__Exercise goal__:
Out of the lines in this data, how many include "款新药获批上市"? Give the number and nothing else.

__Supplied records__:
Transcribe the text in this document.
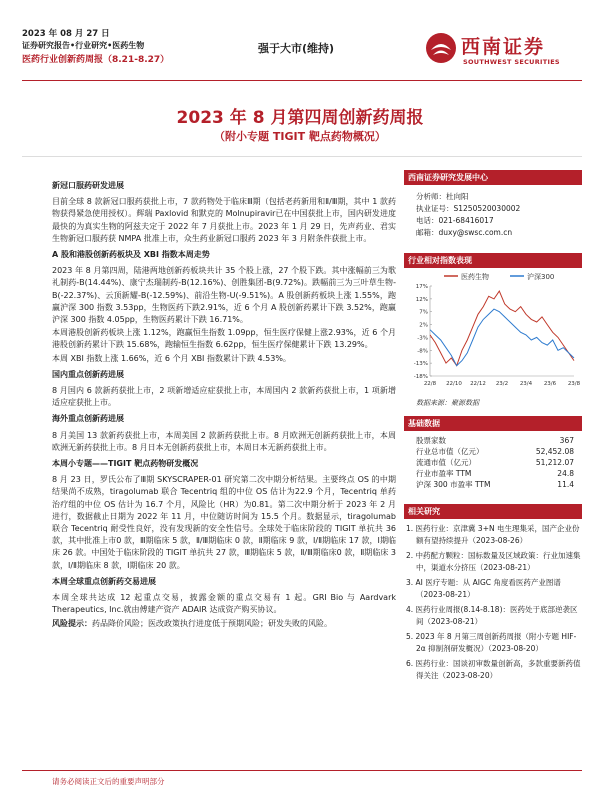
2023 年 08 月 27 日
证券研究报告•行业研究•医药生物
医药行业创新药周报（8.21-8.27）
强于大市(维持)	西南证券
SOUTHWEST SECURITIES
2023 年 8 月第四周创新药周报
（附小专题 TIGIT 靶点药物概况）
新冠口服药研发进展

目前全球 8 款新冠口服药获批上市，7 款药物处于临床Ⅲ期（包括老药新用和Ⅱ/Ⅲ期，其中 1 款药物获得紧急使用授权）。辉瑞 Paxlovid 和默克的 Molnupiravir已在中国获批上市，国内研发进度最快的为真实生物的阿兹夫定于 2022 年 7 月获批上市。2023 年 1 月 29 日，先声药业、君实生物新冠口服药获 NMPA 批准上市，众生药业新冠口服药 2023 年 3 月附条件获批上市。

A 股和港股创新药板块及 XBI 指数本周走势

2023 年 8 月第四周，陆港两地创新药板块共计 35 个股上涨，27 个股下跌。其中涨幅前三为歌礼制药-B(14.44%)、康宁杰瑞制药-B(12.16%)、创胜集团-B(9.72%)。跌幅前三为三叶草生物-B(-22.37%)、云顶新耀-B(-12.59%)、前沿生物-U(-9.51%)。A 股创新药板块上涨 1.55%，跑赢沪深 300 指数 3.53pp，生物医药下跌2.91%，近 6 个月 A 股创新药累计下跌 3.52%，跑赢沪深 300 指数 4.05pp，生物医药累计下跌 16.71%。

本周港股创新药板块上涨 1.12%，跑赢恒生指数 1.09pp，恒生医疗保健上涨2.93%，近 6 个月港股创新药累计下跌 15.68%，跑输恒生指数 6.62pp，恒生医疗保健累计下跌 13.29%。

本周 XBI 指数上涨 1.66%，近 6 个月 XBI 指数累计下跌 4.53%。

国内重点创新药进展

8 月国内 6 款新药获批上市，2 项新增适应症获批上市，本周国内 2 款新药获批上市，1 项新增适应症获批上市。

海外重点创新药进展

8 月美国 13 款新药获批上市，本周美国 2 款新药获批上市。8 月欧洲无创新药获批上市，本周欧洲无新药获批上市。8 月日本无创新药获批上市，本周日本无新药获批上市。

本周小专题——TIGIT 靶点药物研发概况

8 月 23 日，罗氏公布了Ⅲ期 SKYSCRAPER-01 研究第二次中期分析结果。主要终点 OS 的中期结果尚不成熟，tiragolumab 联合 Tecentriq 组的中位 OS 估计为22.9 个月，Tecentriq 单药治疗组的中位 OS 估计为 16.7 个月，风险比（HR）为0.81。第二次中期分析于 2023 年 2 月进行，数据截止日期为 2022 年 11 月，中位随访时间为 15.5 个月。数据显示，tiragolumab 联合 Tecentriq 耐受性良好，没有发现新的安全性信号。全球处于临床阶段的 TIGIT 单抗共 36 款，其中批准上市0 款，Ⅲ期临床 5 款，Ⅱ/Ⅲ期临床 0 款，Ⅱ期临床 9 款，Ⅰ/Ⅱ期临床 17 款，Ⅰ期临床 26 款。中国处于临床阶段的 TIGIT 单抗共 27 款，Ⅲ期临床 5 款，Ⅱ/Ⅲ期临床0 款，Ⅱ期临床 3 款，Ⅰ/Ⅱ期临床 8 款，Ⅰ期临床 20 款。

本周全球重点创新药交易进展

本周全球共达成 12 起重点交易，披露金额的重点交易有 1 起。GRI Bio 与 Aardvark Therapeutics, Inc.就由傅建产资产 ADAIR 达成资产购买协议。

风险提示：药品降价风险；医改政策执行进度低于预期风险；研发失败的风险。

西南证券研究发展中心
分析师：杜向阳
执业证号：S1250520030002
电话：021-68416017
邮箱：duxy@swsc.com.cn
行业相对指数表现
医药生物	沪深300
17%
12%
7%
2%
-3%
-8%
-13%
-18%
22/8 22/10 22/12 23/2 23/4 23/6 23/8
数据来源：聚源数据
基础数据
股票家数	367
行业总市值（亿元）	52,452.08
流通市值（亿元）	51,212.07
行业市盈率 TTM	24.8
沪深 300 市盈率 TTM	11.4
相关研究
1. 医药行业：京津冀 3+N 电生理集采，国产企业份额有望持续提升（2023-08-26）
2. 中药配方颗粒：国标数量及区域政策：行业加速集中，渠道水分挤压（2023-08-21）
3. AI 医疗专题：从 AIGC 角度看医药产业图谱（2023-08-21）
4. 医药行业周报(8.14-8.18)：医药处于底部逆袭区间（2023-08-21）
5. 2023 年 8 月第三周创新药周报（附小专题 HIF-2α 抑制剂研发概况）（2023-08-20）
6. 医药行业：国谈初审数量创新高，多款重要新药值得关注（2023-08-20）
请务必阅读正文后的重要声明部分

__Written reply__:
2